-- Task directions --
Take each line containing the word "title" and copy it.

Dataset records:
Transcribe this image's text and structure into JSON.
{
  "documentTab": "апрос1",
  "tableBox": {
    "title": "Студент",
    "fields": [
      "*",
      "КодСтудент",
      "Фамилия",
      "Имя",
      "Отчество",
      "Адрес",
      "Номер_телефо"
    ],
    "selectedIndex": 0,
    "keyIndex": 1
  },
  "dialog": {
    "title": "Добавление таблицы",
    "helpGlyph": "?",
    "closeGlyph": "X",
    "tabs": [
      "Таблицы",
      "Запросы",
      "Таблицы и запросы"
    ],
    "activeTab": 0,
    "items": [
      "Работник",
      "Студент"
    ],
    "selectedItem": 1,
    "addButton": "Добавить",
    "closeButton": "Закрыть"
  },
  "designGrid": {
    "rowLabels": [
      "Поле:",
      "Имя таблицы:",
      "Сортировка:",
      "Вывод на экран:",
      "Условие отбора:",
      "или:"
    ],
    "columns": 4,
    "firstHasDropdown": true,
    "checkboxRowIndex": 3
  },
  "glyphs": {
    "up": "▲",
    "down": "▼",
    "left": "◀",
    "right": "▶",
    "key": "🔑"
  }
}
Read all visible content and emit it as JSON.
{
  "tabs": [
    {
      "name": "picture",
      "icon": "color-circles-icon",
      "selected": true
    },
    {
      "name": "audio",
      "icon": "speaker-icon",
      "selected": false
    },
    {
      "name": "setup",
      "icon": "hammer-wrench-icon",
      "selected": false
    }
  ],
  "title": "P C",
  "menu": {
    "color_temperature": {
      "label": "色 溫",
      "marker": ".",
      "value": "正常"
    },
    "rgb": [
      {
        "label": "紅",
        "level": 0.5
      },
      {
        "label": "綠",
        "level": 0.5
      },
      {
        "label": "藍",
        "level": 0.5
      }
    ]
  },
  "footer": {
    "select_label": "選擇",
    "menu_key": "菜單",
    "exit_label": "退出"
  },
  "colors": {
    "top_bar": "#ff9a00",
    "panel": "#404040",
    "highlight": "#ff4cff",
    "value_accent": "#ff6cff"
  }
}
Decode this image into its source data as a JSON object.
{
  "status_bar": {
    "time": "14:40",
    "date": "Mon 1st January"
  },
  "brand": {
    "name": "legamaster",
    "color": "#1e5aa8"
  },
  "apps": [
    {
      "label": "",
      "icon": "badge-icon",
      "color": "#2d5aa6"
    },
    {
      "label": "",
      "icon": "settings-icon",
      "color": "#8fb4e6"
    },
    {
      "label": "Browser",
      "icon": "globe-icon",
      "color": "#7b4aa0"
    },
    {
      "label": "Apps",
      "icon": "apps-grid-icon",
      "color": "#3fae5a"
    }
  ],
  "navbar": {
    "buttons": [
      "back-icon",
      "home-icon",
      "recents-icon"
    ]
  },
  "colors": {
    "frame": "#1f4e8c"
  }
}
---
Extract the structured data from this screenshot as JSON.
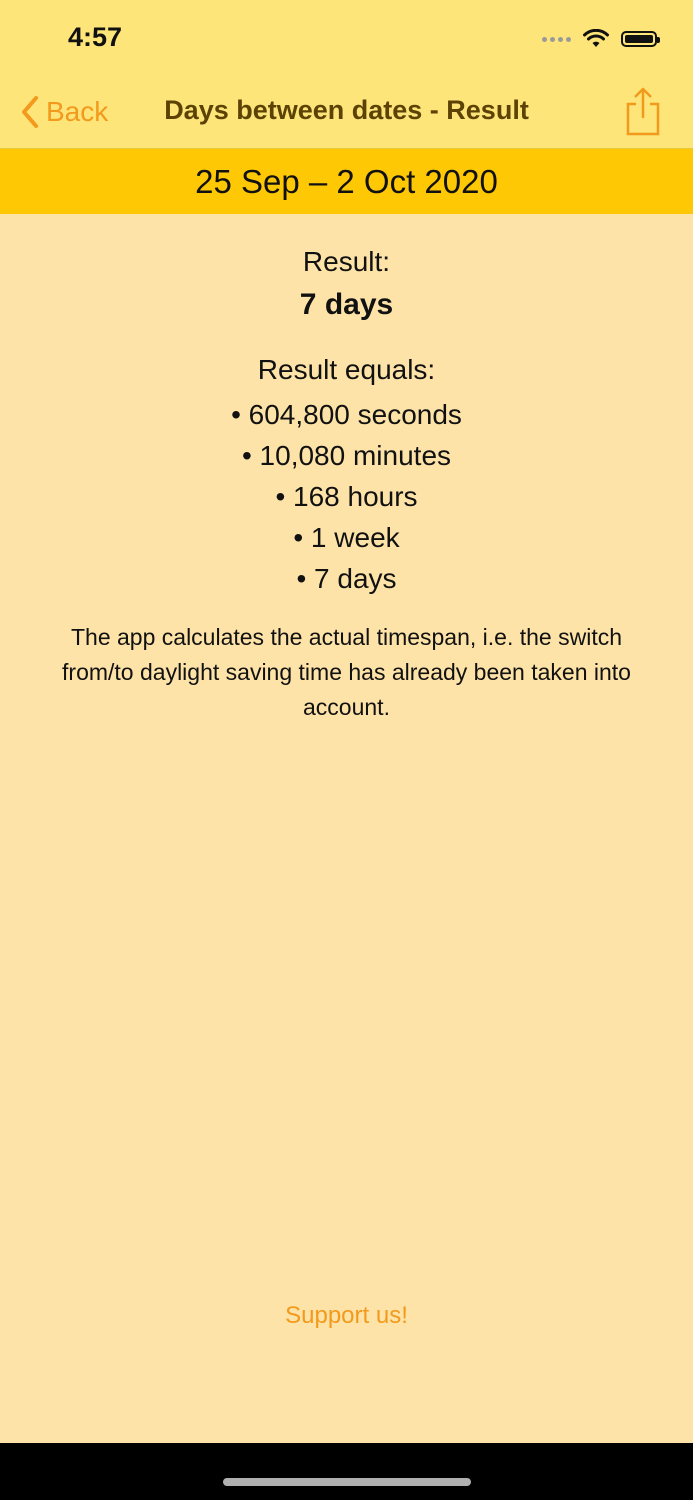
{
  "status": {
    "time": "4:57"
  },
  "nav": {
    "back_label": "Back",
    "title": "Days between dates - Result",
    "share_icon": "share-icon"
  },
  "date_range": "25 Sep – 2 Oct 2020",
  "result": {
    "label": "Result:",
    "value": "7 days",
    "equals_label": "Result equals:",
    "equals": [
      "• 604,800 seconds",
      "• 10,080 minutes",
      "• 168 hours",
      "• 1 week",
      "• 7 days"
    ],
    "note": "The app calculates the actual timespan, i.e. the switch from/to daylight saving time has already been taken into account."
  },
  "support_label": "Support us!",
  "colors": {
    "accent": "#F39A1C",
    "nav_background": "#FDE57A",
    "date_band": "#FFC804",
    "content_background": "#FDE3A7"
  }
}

-- Exercise solution --
    "title": "Студент",
    "title": "Добавление таблицы",
  "title": "P C",
    "title": "Days between dates - Result",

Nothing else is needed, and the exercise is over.